Using the entries that follow, count the lines containing the word "Vodafone" and give that number by itself.

══════════════════════════════

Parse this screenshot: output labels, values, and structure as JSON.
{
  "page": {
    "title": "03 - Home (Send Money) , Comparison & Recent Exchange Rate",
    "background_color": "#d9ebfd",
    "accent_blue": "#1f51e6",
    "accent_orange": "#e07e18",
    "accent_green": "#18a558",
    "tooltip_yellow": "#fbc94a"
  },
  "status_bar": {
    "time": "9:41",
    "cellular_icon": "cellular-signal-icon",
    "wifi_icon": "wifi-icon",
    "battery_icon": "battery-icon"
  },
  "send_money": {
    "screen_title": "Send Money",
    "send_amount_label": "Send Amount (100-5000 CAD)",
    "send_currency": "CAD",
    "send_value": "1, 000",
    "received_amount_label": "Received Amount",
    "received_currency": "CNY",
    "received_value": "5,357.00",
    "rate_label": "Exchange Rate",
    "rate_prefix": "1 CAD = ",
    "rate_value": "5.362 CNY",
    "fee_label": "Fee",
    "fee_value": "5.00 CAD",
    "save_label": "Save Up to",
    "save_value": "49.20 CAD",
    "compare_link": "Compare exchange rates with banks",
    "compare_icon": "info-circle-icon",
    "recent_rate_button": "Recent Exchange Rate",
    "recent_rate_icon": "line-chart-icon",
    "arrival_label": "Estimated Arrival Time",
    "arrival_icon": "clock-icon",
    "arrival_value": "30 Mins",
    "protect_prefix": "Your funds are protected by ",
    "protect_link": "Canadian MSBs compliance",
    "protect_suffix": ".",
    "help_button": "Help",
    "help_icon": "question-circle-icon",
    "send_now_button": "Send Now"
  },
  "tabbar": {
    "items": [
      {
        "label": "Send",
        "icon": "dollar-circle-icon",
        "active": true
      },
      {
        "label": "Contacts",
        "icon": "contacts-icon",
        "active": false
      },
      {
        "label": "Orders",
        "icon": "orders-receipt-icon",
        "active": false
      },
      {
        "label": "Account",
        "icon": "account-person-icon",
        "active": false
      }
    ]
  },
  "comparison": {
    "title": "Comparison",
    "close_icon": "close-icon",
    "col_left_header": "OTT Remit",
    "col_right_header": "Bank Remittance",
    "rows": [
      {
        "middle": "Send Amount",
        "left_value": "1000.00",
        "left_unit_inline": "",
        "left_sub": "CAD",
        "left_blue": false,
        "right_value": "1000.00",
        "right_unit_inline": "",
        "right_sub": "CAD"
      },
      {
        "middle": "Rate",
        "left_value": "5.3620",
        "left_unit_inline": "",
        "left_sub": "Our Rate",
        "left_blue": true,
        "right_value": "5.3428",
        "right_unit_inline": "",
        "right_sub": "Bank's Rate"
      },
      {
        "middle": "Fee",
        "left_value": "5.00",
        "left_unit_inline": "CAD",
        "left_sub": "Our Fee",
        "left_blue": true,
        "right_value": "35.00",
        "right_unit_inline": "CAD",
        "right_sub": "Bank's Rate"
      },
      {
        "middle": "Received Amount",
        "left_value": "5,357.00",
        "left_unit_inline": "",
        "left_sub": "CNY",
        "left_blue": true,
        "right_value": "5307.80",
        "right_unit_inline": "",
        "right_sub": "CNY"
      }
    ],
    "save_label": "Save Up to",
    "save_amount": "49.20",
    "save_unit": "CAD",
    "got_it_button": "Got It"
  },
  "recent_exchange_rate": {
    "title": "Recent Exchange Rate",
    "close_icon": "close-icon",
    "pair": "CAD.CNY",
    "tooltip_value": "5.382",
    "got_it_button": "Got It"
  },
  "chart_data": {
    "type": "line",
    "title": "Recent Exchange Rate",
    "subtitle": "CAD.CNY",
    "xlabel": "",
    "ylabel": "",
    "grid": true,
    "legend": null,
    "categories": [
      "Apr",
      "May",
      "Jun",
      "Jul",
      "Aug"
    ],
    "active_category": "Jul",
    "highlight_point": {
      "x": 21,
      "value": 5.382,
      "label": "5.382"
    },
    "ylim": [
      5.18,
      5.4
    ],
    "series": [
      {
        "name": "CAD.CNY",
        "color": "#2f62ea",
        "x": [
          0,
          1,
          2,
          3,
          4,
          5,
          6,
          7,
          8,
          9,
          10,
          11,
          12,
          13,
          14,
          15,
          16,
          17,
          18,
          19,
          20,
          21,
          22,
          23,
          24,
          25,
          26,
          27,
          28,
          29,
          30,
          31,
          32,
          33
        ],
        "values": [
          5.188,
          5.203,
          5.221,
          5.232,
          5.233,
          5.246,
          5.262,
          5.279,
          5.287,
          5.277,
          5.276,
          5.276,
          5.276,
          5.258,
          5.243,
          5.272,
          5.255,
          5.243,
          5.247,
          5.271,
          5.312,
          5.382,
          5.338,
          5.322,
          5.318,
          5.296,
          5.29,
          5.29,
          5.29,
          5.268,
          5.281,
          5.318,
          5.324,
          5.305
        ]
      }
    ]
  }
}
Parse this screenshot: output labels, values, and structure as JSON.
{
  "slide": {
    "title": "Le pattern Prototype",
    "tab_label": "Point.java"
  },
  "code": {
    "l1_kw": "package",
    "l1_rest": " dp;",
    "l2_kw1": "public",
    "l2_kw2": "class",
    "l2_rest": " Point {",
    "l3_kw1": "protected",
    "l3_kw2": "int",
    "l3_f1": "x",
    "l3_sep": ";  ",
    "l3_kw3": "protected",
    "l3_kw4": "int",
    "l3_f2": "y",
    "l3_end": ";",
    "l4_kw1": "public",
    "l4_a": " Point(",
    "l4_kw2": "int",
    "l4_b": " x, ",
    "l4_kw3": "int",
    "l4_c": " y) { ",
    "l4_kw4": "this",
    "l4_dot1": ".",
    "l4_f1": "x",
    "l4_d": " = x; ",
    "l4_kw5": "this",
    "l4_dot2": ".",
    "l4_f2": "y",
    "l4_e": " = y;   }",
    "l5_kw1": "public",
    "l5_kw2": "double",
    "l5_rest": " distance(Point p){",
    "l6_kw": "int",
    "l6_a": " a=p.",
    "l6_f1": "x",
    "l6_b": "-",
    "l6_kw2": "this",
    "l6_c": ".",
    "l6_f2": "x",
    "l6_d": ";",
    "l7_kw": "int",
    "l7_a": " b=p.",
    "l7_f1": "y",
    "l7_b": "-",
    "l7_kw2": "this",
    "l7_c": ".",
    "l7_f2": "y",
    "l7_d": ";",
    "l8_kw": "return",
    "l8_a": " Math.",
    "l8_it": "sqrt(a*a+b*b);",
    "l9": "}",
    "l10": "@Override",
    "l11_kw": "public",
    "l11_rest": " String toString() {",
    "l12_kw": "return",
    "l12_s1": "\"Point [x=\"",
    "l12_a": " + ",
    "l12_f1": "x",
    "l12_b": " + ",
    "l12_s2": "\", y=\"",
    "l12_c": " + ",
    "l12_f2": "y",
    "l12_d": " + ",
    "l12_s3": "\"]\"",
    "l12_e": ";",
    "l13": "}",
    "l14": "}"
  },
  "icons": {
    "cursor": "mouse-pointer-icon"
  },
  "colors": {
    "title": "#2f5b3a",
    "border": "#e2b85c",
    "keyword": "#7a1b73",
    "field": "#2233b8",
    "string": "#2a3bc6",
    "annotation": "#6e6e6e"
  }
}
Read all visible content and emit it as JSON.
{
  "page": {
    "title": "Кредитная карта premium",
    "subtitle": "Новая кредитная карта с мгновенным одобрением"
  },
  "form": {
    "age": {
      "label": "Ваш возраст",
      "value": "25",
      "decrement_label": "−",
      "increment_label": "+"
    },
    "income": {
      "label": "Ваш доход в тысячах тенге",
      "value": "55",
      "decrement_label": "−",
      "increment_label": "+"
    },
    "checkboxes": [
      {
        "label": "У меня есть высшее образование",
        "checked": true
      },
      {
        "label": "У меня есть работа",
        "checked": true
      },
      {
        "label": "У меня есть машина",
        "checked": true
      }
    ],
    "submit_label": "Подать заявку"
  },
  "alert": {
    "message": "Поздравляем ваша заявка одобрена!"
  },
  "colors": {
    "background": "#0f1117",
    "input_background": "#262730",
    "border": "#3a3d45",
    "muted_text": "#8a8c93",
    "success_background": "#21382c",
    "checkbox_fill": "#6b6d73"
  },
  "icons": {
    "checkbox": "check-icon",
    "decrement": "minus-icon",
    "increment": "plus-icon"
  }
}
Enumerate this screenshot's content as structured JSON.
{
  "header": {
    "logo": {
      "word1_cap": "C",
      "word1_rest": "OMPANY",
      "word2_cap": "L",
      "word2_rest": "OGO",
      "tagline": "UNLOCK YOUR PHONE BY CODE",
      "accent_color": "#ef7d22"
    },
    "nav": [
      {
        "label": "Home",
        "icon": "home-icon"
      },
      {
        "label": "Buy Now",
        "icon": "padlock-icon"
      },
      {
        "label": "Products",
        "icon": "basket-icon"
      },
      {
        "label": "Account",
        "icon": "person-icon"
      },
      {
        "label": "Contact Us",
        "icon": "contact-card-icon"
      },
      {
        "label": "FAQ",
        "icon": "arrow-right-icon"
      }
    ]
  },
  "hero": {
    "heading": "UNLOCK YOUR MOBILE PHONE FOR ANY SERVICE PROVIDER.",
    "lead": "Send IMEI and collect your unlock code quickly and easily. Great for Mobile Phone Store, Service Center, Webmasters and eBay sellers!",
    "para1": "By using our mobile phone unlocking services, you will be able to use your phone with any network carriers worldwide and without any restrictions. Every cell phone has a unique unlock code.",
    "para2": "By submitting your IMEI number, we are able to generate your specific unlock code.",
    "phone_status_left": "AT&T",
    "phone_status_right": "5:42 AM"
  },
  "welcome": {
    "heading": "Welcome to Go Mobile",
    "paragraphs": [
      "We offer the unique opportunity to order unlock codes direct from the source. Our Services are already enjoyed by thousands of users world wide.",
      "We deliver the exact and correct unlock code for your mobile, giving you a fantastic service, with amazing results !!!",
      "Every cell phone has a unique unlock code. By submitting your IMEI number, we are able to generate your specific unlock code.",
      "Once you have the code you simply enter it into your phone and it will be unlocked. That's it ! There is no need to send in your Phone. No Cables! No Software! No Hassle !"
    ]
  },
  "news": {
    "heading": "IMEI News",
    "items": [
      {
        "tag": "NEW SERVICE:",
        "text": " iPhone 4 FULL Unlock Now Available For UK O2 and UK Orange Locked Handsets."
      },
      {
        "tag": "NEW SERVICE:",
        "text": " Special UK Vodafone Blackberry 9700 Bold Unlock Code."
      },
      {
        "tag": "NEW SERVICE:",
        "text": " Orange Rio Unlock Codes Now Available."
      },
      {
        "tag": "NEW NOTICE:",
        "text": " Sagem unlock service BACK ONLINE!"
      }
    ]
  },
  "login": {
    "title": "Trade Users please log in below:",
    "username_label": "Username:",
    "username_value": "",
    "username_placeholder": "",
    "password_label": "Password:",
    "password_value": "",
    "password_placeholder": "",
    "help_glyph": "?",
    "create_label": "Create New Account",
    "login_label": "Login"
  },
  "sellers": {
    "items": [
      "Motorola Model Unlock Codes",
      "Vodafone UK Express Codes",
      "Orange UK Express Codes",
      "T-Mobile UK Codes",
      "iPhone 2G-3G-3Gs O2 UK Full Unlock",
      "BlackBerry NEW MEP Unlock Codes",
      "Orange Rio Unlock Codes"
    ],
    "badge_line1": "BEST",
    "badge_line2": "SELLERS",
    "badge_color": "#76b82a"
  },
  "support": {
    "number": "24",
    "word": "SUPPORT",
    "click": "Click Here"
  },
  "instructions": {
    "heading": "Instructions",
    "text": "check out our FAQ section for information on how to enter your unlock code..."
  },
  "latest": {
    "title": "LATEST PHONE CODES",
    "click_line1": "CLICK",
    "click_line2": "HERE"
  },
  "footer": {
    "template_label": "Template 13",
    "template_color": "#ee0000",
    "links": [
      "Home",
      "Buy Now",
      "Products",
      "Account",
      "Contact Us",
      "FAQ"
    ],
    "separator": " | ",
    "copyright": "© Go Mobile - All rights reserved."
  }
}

══════════════════════════════

FINAL RESULT:
2